WORK INSTRUCTIONS:
Copy out each line below exactly as it appears.

━━━━━ TASK INPUTS ━━━━━

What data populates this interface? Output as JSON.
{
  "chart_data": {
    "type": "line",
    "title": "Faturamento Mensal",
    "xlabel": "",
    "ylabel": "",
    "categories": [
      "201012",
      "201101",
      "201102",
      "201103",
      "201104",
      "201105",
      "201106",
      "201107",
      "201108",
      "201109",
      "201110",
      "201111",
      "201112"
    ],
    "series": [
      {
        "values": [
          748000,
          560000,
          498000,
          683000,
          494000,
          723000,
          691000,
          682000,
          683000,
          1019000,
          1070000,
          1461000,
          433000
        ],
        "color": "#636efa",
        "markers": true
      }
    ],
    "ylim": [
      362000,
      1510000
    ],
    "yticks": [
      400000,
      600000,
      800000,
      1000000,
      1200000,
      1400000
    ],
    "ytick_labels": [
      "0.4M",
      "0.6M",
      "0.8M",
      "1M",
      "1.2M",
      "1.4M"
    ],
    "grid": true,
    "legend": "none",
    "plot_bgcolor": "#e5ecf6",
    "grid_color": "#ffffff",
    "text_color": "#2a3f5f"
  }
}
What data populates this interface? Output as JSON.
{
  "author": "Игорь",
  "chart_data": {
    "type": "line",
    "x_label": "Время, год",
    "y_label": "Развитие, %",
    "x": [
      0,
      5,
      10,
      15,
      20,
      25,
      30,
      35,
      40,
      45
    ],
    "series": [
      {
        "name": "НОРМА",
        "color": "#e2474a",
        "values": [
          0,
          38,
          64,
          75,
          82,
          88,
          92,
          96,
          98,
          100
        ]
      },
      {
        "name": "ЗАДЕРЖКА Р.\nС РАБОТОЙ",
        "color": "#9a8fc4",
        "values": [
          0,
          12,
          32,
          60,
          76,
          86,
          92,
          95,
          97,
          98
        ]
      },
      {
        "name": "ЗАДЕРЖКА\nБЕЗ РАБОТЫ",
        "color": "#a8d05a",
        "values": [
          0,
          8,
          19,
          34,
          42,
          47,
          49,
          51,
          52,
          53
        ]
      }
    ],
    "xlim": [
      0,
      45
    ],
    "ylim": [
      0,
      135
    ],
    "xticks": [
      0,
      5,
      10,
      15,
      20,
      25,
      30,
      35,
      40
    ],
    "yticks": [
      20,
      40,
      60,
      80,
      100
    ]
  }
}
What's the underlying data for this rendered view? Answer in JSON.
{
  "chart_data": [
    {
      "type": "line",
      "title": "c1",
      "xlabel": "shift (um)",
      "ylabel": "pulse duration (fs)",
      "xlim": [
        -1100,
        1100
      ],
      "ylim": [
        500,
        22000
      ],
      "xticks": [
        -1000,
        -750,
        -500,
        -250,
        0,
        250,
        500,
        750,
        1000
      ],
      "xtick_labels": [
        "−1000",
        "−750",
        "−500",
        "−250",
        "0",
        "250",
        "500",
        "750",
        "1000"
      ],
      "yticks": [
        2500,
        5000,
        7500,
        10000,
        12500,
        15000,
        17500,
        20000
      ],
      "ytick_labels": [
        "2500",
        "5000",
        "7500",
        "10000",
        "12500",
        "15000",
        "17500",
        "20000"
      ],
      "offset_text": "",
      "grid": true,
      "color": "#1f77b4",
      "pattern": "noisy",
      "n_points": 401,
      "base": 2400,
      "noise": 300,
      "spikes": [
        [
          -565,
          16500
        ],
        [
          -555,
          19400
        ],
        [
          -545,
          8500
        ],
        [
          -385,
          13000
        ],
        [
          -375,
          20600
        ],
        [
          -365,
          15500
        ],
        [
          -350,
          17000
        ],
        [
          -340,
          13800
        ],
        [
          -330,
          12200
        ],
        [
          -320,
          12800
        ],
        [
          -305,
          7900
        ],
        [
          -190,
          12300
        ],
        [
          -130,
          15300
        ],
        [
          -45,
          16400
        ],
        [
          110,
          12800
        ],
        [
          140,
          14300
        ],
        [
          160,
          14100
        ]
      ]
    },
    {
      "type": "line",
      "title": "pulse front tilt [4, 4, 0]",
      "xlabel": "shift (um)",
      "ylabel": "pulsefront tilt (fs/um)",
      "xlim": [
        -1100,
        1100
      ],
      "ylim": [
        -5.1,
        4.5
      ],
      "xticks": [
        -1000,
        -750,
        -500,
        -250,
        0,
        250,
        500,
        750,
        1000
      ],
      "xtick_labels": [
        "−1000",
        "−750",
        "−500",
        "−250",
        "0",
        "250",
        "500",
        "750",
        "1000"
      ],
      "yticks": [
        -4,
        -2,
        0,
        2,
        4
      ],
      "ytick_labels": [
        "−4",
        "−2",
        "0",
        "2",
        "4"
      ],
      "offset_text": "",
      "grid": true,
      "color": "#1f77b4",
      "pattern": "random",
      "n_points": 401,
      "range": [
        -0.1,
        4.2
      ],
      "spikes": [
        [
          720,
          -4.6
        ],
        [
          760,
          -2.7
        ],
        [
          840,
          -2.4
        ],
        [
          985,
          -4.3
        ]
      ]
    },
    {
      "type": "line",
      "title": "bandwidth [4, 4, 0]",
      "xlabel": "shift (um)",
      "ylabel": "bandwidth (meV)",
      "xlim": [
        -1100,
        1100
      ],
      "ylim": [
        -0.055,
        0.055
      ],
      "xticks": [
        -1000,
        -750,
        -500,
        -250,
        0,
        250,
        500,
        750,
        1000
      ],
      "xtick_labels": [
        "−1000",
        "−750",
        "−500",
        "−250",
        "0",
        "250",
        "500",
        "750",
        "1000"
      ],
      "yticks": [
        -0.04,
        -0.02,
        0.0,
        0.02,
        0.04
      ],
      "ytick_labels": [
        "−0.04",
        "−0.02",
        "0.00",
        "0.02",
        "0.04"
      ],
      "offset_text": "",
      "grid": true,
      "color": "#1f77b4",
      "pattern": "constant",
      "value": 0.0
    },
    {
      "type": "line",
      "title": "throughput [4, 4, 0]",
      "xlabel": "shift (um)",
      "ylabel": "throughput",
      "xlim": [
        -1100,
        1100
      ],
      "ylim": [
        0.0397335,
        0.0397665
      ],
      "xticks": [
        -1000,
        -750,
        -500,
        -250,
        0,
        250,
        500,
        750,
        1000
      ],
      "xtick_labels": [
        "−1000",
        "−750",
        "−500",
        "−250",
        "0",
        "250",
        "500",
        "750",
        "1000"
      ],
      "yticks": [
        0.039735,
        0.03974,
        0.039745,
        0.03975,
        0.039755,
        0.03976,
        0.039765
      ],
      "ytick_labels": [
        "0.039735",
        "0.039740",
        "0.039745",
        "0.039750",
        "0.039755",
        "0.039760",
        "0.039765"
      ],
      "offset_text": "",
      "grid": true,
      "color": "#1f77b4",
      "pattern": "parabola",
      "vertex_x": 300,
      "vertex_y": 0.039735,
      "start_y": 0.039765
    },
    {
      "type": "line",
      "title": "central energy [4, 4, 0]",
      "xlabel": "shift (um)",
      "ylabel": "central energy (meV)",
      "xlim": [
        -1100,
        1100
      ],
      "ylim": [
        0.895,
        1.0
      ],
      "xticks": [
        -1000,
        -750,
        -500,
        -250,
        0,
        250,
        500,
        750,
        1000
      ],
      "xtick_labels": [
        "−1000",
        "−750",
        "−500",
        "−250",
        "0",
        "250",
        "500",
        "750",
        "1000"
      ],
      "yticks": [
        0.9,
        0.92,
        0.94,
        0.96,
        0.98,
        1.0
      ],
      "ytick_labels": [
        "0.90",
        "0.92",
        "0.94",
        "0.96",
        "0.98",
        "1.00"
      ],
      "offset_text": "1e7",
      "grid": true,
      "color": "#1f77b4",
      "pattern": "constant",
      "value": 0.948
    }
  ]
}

━━━━━

FINAL RESULT:
What data populates this interface? Output as JSON.
{
  "chart_data": {
    "type": "line",
    "title": "Faturamento Mensal",
    "xlabel": "",
    "ylabel": "",
    "categories": [
      "201012",
      "201101",
      "201102",
      "201103",
      "201104",
      "201105",
      "201106",
      "201107",
      "201108",
      "201109",
      "201110",
      "201111",
      "201112"
    ],
    "series": [
      {
        "values": [
          748000,
          560000,
          498000,
          683000,
          494000,
          723000,
          691000,
          682000,
          683000,
          1019000,
          1070000,
          1461000,
          433000
        ],
        "color": "#636efa",
        "markers": true
      }
    ],
    "ylim": [
      362000,
      1510000
    ],
    "yticks": [
      400000,
      600000,
      800000,
      1000000,
      1200000,
      1400000
    ],
    "ytick_labels": [
      "0.4M",
      "0.6M",
      "0.8M",
      "1M",
      "1.2M",
      "1.4M"
    ],
    "grid": true,
    "legend": "none",
    "plot_bgcolor": "#e5ecf6",
    "grid_color": "#ffffff",
    "text_color": "#2a3f5f"
  }
}
What data populates this interface? Output as JSON.
{
  "author": "Игорь",
  "chart_data": {
    "type": "line",
    "x_label": "Время, год",
    "y_label": "Развитие, %",
    "x": [
      0,
      5,
      10,
      15,
      20,
      25,
      30,
      35,
      40,
      45
    ],
    "series": [
      {
        "name": "НОРМА",
        "color": "#e2474a",
        "values": [
          0,
          38,
          64,
          75,
          82,
          88,
          92,
          96,
          98,
          100
        ]
      },
      {
        "name": "ЗАДЕРЖКА Р.\nС РАБОТОЙ",
        "color": "#9a8fc4",
        "values": [
          0,
          12,
          32,
          60,
          76,
          86,
          92,
          95,
          97,
          98
        ]
      },
      {
        "name": "ЗАДЕРЖКА\nБЕЗ РАБОТЫ",
        "color": "#a8d05a",
        "values": [
          0,
          8,
          19,
          34,
          42,
          47,
          49,
          51,
          52,
          53
        ]
      }
    ],
    "xlim": [
      0,
      45
    ],
    "ylim": [
      0,
      135
    ],
    "xticks": [
      0,
      5,
      10,
      15,
      20,
      25,
      30,
      35,
      40
    ],
    "yticks": [
      20,
      40,
      60,
      80,
      100
    ]
  }
}
What's the underlying data for this rendered view? Answer in JSON.
{
  "chart_data": [
    {
      "type": "line",
      "title": "c1",
      "xlabel": "shift (um)",
      "ylabel": "pulse duration (fs)",
      "xlim": [
        -1100,
        1100
      ],
      "ylim": [
        500,
        22000
      ],
      "xticks": [
        -1000,
        -750,
        -500,
        -250,
        0,
        250,
        500,
        750,
        1000
      ],
      "xtick_labels": [
        "−1000",
        "−750",
        "−500",
        "−250",
        "0",
        "250",
        "500",
        "750",
        "1000"
      ],
      "yticks": [
        2500,
        5000,
        7500,
        10000,
        12500,
        15000,
        17500,
        20000
      ],
      "ytick_labels": [
        "2500",
        "5000",
        "7500",
        "10000",
        "12500",
        "15000",
        "17500",
        "20000"
      ],
      "offset_text": "",
      "grid": true,
      "color": "#1f77b4",
      "pattern": "noisy",
      "n_points": 401,
      "base": 2400,
      "noise": 300,
      "spikes": [
        [
          -565,
          16500
        ],
        [
          -555,
          19400
        ],
        [
          -545,
          8500
        ],
        [
          -385,
          13000
        ],
        [
          -375,
          20600
        ],
        [
          -365,
          15500
        ],
        [
          -350,
          17000
        ],
        [
          -340,
          13800
        ],
        [
          -330,
          12200
        ],
        [
          -320,
          12800
        ],
        [
          -305,
          7900
        ],
        [
          -190,
          12300
        ],
        [
          -130,
          15300
        ],
        [
          -45,
          16400
        ],
        [
          110,
          12800
        ],
        [
          140,
          14300
        ],
        [
          160,
          14100
        ]
      ]
    },
    {
      "type": "line",
      "title": "pulse front tilt [4, 4, 0]",
      "xlabel": "shift (um)",
      "ylabel": "pulsefront tilt (fs/um)",
      "xlim": [
        -1100,
        1100
      ],
      "ylim": [
        -5.1,
        4.5
      ],
      "xticks": [
        -1000,
        -750,
        -500,
        -250,
        0,
        250,
        500,
        750,
        1000
      ],
      "xtick_labels": [
        "−1000",
        "−750",
        "−500",
        "−250",
        "0",
        "250",
        "500",
        "750",
        "1000"
      ],
      "yticks": [
        -4,
        -2,
        0,
        2,
        4
      ],
      "ytick_labels": [
        "−4",
        "−2",
        "0",
        "2",
        "4"
      ],
      "offset_text": "",
      "grid": true,
      "color": "#1f77b4",
      "pattern": "random",
      "n_points": 401,
      "range": [
        -0.1,
        4.2
      ],
      "spikes": [
        [
          720,
          -4.6
        ],
        [
          760,
          -2.7
        ],
        [
          840,
          -2.4
        ],
        [
          985,
          -4.3
        ]
      ]
    },
    {
      "type": "line",
      "title": "bandwidth [4, 4, 0]",
      "xlabel": "shift (um)",
      "ylabel": "bandwidth (meV)",
      "xlim": [
        -1100,
        1100
      ],
      "ylim": [
        -0.055,
        0.055
      ],
      "xticks": [
        -1000,
        -750,
        -500,
        -250,
        0,
        250,
        500,
        750,
        1000
      ],
      "xtick_labels": [
        "−1000",
        "−750",
        "−500",
        "−250",
        "0",
        "250",
        "500",
        "750",
        "1000"
      ],
      "yticks": [
        -0.04,
        -0.02,
        0.0,
        0.02,
        0.04
      ],
      "ytick_labels": [
        "−0.04",
        "−0.02",
        "0.00",
        "0.02",
        "0.04"
      ],
      "offset_text": "",
      "grid": true,
      "color": "#1f77b4",
      "pattern": "constant",
      "value": 0.0
    },
    {
      "type": "line",
      "title": "throughput [4, 4, 0]",
      "xlabel": "shift (um)",
      "ylabel": "throughput",
      "xlim": [
        -1100,
        1100
      ],
      "ylim": [
        0.0397335,
        0.0397665
      ],
      "xticks": [
        -1000,
        -750,
        -500,
        -250,
        0,
        250,
        500,
        750,
        1000
      ],
      "xtick_labels": [
        "−1000",
        "−750",
        "−500",
        "−250",
        "0",
        "250",
        "500",
        "750",
        "1000"
      ],
      "yticks": [
        0.039735,
        0.03974,
        0.039745,
        0.03975,
        0.039755,
        0.03976,
        0.039765
      ],
      "ytick_labels": [
        "0.039735",
        "0.039740",
        "0.039745",
        "0.039750",
        "0.039755",
        "0.039760",
        "0.039765"
      ],
      "offset_text": "",
      "grid": true,
      "color": "#1f77b4",
      "pattern": "parabola",
      "vertex_x": 300,
      "vertex_y": 0.039735,
      "start_y": 0.039765
    },
    {
      "type": "line",
      "title": "central energy [4, 4, 0]",
      "xlabel": "shift (um)",
      "ylabel": "central energy (meV)",
      "xlim": [
        -1100,
        1100
      ],
      "ylim": [
        0.895,
        1.0
      ],
      "xticks": [
        -1000,
        -750,
        -500,
        -250,
        0,
        250,
        500,
        750,
        1000
      ],
      "xtick_labels": [
        "−1000",
        "−750",
        "−500",
        "−250",
        "0",
        "250",
        "500",
        "750",
        "1000"
      ],
      "yticks": [
        0.9,
        0.92,
        0.94,
        0.96,
        0.98,
        1.0
      ],
      "ytick_labels": [
        "0.90",
        "0.92",
        "0.94",
        "0.96",
        "0.98",
        "1.00"
      ],
      "offset_text": "1e7",
      "grid": true,
      "color": "#1f77b4",
      "pattern": "constant",
      "value": 0.948
    }
  ]
}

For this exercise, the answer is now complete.